* **The input**:
===

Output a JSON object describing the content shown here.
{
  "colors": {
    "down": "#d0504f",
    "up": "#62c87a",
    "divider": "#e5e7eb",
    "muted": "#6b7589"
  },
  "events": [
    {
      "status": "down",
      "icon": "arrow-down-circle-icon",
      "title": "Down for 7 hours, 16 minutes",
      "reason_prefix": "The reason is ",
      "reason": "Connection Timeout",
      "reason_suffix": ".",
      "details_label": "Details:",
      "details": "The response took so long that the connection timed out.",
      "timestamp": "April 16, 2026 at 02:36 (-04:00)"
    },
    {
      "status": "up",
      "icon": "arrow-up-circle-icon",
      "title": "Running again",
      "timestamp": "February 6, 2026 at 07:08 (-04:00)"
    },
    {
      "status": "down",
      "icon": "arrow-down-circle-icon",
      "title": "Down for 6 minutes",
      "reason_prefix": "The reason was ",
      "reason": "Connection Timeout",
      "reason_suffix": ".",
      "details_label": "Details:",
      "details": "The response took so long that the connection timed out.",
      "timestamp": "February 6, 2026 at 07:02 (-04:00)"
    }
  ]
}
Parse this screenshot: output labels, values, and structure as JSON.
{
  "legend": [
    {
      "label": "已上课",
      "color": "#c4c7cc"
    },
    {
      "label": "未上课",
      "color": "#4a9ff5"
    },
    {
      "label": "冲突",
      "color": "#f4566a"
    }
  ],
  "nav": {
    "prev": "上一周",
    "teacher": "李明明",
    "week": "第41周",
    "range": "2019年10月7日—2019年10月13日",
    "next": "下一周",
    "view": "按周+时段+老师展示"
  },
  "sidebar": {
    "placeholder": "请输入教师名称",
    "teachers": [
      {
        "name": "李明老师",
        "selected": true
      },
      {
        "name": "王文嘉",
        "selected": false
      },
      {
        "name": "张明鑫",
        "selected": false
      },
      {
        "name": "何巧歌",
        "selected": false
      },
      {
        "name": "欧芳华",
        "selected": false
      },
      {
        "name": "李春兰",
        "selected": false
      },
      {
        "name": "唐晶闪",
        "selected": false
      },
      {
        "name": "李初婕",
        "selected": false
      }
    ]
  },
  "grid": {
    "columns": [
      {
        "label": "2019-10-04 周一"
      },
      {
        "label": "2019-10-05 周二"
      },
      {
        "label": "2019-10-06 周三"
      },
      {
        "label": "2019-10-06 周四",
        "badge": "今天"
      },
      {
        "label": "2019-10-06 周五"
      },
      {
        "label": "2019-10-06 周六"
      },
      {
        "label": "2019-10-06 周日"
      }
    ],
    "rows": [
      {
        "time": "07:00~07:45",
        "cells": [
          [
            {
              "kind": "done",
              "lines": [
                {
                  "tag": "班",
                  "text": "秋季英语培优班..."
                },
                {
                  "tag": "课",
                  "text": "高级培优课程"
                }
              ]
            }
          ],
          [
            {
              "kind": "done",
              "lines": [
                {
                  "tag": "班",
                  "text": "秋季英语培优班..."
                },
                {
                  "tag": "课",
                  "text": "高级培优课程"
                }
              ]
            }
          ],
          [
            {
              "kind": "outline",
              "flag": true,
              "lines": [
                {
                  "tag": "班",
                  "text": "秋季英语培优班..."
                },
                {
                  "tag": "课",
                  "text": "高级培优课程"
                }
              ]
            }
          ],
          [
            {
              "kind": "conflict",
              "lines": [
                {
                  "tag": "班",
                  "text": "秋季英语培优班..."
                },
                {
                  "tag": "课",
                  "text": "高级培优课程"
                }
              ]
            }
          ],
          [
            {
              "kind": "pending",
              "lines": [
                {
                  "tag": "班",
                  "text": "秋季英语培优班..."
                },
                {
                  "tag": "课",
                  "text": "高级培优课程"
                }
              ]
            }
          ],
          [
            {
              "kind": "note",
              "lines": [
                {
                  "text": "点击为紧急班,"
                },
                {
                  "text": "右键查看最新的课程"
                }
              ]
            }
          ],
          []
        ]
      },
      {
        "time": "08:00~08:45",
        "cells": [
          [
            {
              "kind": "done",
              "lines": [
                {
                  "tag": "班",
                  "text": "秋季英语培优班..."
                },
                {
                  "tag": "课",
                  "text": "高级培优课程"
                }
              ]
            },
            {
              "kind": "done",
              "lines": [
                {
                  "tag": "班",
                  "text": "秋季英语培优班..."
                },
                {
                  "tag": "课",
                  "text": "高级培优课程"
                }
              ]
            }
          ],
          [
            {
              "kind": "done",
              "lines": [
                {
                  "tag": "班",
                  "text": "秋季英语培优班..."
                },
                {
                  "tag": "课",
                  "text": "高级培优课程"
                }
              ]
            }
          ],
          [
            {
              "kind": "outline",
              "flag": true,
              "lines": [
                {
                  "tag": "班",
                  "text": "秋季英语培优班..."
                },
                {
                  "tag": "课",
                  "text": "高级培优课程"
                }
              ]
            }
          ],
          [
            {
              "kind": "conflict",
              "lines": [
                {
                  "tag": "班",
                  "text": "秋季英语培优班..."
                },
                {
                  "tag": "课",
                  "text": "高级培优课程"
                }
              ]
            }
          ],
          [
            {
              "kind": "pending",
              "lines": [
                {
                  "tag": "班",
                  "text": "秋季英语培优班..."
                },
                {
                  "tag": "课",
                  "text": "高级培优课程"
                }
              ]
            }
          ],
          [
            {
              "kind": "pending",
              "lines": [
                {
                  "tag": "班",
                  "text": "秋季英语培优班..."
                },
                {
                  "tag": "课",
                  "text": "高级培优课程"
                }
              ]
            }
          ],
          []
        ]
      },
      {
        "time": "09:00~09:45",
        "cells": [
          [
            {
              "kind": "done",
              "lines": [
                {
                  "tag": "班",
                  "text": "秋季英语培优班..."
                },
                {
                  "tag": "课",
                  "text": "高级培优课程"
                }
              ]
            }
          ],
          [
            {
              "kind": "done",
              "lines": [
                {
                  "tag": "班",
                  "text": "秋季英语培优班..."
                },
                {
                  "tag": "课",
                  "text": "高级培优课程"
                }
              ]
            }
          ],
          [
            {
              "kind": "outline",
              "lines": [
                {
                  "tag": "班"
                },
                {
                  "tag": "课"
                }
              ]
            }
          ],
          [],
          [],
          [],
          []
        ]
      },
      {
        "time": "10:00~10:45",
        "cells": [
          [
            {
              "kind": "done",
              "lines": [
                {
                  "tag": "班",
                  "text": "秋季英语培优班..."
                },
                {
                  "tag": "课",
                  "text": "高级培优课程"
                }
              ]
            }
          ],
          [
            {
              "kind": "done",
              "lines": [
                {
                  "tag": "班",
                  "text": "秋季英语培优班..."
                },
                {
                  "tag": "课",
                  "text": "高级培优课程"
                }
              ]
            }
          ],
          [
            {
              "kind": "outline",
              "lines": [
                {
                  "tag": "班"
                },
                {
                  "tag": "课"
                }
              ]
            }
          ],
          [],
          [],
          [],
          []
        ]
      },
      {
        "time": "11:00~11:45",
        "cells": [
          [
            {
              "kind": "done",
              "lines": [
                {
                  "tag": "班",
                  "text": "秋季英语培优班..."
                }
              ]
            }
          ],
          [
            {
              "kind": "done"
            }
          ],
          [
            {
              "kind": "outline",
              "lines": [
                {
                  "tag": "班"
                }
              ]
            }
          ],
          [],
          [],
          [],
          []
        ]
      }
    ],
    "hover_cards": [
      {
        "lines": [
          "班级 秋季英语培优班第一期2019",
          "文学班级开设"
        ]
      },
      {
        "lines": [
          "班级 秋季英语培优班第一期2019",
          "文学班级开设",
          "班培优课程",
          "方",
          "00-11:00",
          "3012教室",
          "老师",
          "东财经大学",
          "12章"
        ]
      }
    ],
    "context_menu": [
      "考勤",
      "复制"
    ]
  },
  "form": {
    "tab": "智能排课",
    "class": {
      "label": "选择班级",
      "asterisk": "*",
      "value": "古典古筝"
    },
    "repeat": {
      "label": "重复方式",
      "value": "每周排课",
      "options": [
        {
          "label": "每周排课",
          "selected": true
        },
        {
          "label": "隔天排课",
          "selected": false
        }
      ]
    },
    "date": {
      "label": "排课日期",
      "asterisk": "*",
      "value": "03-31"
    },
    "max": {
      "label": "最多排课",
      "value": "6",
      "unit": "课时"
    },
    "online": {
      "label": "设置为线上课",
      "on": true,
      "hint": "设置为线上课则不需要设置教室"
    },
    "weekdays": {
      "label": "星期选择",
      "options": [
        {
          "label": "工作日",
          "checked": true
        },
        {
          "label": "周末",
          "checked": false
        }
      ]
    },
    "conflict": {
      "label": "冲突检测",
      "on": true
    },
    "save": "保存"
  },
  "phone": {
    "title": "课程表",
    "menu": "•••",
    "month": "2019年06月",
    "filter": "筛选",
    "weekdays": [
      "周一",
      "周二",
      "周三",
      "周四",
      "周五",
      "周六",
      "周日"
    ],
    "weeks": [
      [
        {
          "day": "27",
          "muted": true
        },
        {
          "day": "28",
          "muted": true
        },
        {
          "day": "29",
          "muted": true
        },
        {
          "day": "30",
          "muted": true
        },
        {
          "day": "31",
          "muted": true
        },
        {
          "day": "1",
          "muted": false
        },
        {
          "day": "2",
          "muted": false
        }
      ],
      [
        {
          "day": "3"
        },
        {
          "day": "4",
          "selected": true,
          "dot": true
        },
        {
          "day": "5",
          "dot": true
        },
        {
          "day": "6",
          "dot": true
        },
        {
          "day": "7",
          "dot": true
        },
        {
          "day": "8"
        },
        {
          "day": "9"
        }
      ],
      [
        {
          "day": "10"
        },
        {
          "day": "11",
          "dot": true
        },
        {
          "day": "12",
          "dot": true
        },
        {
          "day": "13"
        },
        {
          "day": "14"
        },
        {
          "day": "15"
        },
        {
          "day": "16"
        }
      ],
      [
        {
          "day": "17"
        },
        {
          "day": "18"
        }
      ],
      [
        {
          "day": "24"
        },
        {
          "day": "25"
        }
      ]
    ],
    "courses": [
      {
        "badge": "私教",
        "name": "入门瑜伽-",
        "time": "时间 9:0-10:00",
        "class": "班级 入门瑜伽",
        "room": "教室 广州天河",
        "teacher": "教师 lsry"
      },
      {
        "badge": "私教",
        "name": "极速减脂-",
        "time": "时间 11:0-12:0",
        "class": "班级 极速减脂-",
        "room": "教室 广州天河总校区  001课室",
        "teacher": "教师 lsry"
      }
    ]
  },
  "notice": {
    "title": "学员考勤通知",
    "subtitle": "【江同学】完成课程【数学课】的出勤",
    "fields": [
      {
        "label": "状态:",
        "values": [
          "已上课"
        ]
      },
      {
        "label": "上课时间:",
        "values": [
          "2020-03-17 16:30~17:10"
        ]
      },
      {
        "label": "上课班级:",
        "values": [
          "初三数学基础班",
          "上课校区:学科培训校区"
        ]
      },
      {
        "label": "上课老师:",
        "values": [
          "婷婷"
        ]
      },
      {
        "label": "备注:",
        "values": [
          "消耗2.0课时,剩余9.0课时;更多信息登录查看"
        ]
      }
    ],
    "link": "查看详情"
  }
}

===

* **Task requirements**: In the records above, find the lines containing "JSON" and copy them.

* **Solution to the problem**:
Output a JSON object describing the content shown here.
Parse this screenshot: output labels, values, and structure as JSON.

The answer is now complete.